PROBLEM DETAILS
Look through the listing for the word "time". Copy each line that has it.
--- start DATA SHOWN ---
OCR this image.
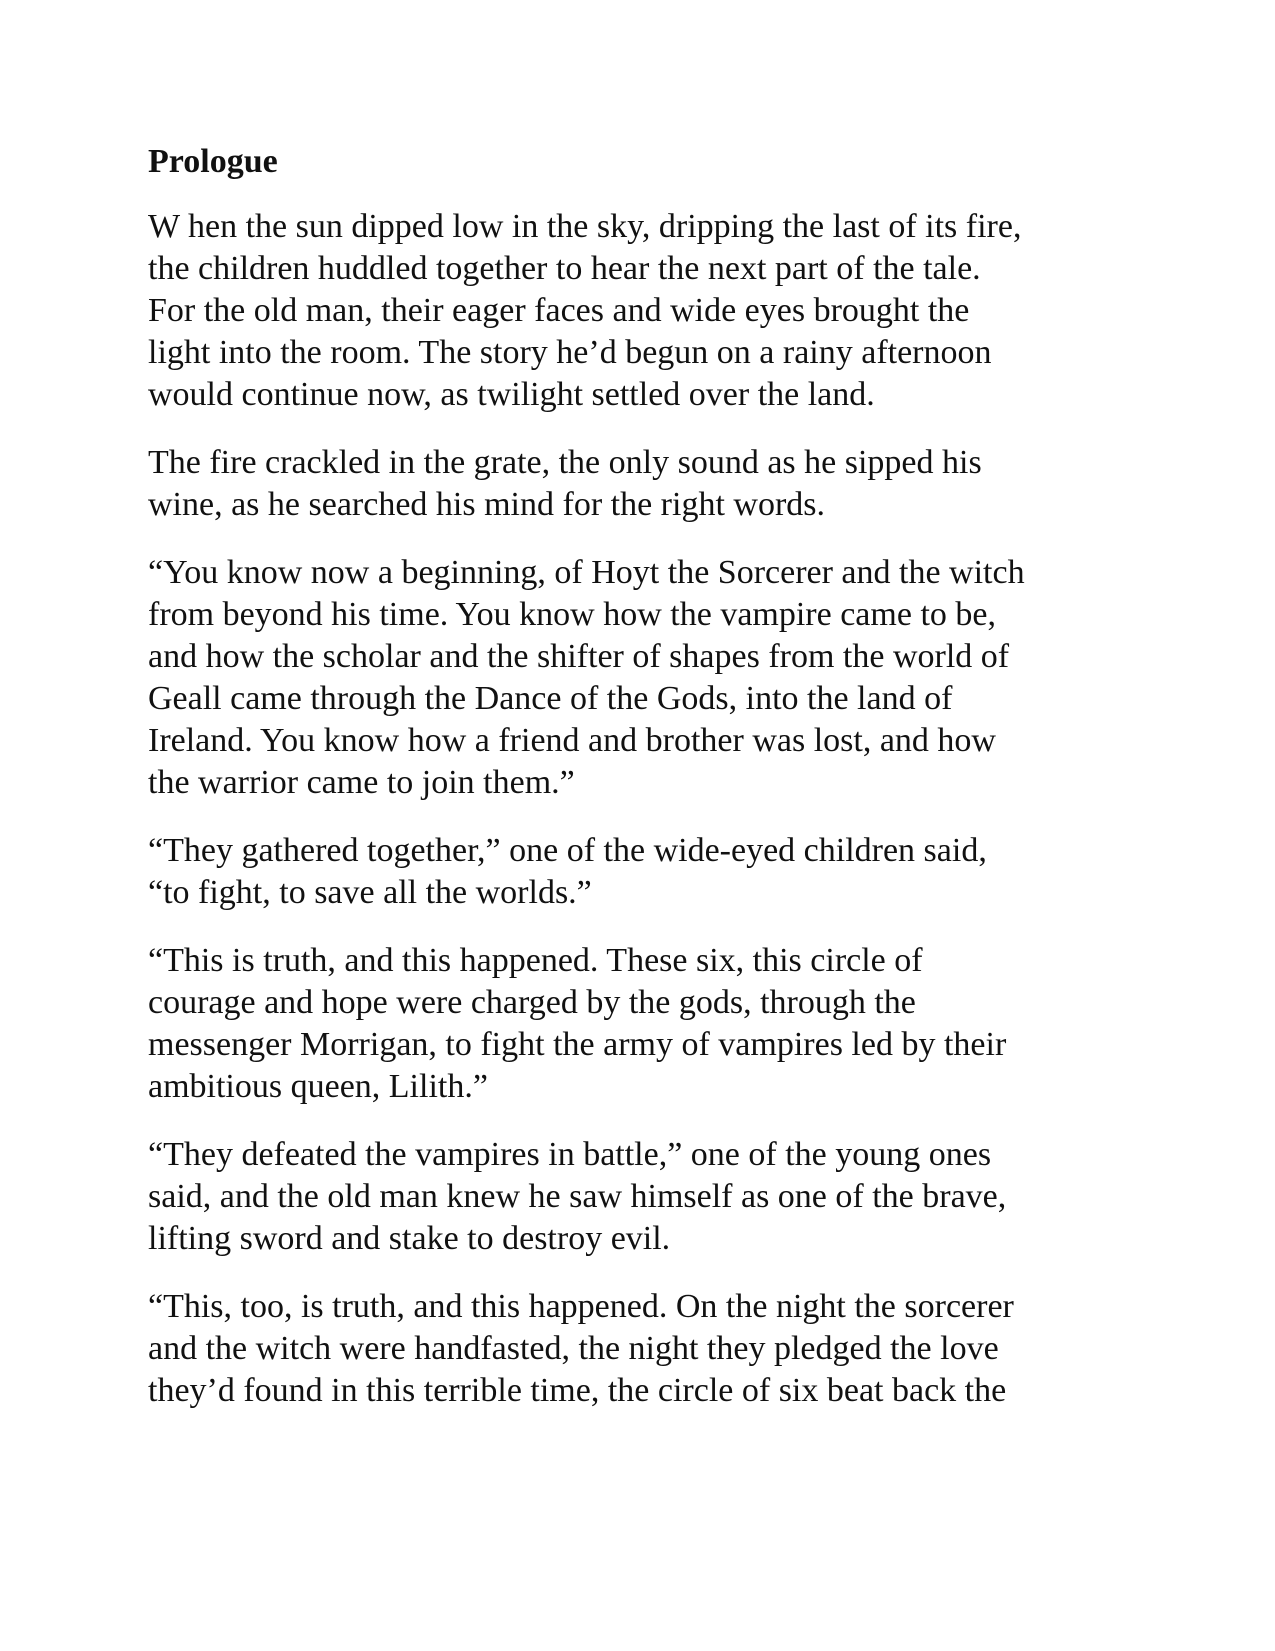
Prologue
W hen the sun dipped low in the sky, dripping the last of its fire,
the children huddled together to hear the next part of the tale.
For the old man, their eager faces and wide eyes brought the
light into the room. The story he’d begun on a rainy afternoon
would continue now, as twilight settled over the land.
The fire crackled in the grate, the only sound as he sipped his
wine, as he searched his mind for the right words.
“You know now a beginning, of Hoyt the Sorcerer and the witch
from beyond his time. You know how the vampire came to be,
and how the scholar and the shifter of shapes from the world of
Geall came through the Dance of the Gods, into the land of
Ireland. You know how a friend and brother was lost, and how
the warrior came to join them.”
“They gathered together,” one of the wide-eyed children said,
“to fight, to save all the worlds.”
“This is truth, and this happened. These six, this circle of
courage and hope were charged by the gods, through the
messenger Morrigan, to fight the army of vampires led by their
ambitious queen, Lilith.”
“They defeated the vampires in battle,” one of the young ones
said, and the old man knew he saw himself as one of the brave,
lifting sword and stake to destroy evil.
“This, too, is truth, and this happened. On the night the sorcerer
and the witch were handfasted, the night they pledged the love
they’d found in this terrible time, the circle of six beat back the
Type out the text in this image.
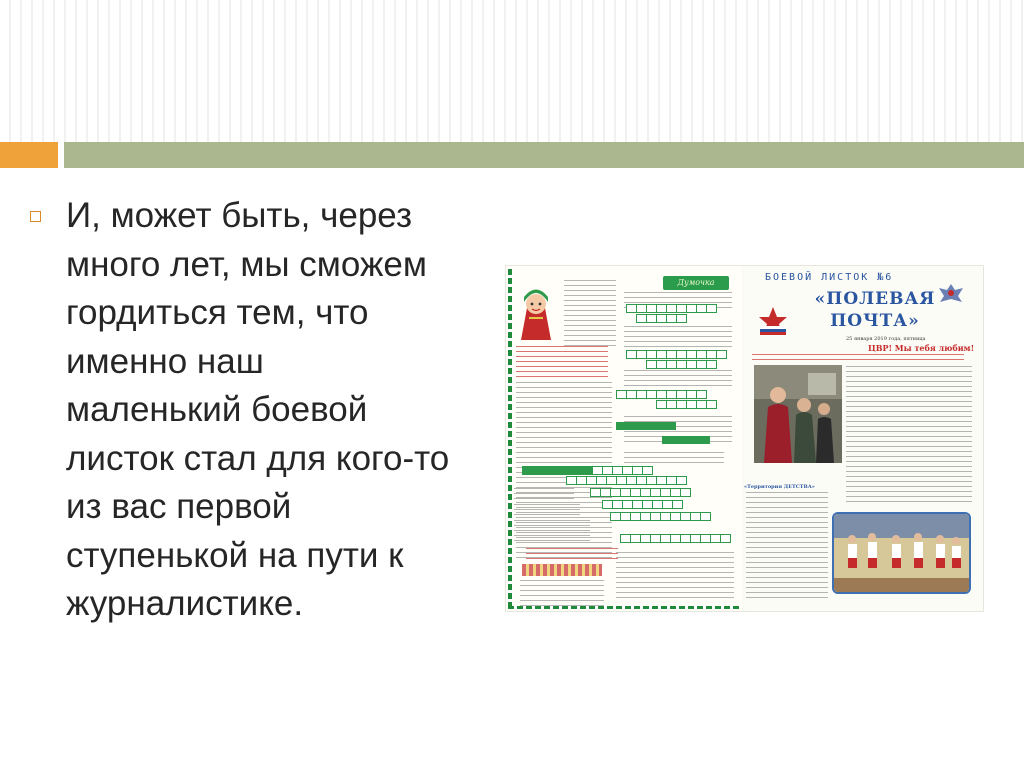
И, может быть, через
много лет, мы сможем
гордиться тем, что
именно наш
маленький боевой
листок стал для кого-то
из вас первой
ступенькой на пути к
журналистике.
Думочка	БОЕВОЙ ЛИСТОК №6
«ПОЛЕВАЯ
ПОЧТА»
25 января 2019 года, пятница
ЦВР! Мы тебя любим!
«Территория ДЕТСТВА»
--- end DATA SHOWN ---
--- start DATA SHOWN ---
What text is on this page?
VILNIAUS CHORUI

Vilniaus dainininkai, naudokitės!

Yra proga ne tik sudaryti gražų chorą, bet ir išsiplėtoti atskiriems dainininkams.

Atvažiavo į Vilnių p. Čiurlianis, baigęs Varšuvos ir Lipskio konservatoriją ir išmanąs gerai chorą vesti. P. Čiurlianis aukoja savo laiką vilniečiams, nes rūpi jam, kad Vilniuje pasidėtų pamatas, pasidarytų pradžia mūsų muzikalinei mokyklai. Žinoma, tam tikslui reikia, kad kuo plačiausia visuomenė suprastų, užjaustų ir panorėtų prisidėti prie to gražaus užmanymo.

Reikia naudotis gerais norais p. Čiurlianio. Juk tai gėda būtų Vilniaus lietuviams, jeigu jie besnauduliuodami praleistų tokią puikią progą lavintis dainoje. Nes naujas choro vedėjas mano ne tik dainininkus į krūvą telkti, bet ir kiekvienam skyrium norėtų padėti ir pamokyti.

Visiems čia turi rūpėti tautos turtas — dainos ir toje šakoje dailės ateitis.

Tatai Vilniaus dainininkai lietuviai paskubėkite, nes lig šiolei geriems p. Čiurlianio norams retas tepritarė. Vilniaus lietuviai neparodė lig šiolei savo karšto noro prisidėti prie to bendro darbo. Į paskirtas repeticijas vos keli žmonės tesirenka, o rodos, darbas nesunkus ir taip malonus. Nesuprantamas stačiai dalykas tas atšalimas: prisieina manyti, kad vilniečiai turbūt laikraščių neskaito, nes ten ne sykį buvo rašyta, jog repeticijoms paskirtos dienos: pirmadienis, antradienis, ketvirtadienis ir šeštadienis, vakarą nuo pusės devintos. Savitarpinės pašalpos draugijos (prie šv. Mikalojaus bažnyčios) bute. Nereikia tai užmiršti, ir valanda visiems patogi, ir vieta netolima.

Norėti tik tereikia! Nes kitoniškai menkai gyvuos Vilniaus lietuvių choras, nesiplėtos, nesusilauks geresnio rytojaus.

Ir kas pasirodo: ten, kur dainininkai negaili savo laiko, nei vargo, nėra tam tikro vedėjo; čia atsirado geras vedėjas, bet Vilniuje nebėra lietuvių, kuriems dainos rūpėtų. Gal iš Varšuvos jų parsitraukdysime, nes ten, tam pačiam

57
--- end DATA SHOWN ---
EXERCISE RESULT
from beyond his time. You know how the vampire came to be,
they’d found in this terrible time, the circle of six beat back the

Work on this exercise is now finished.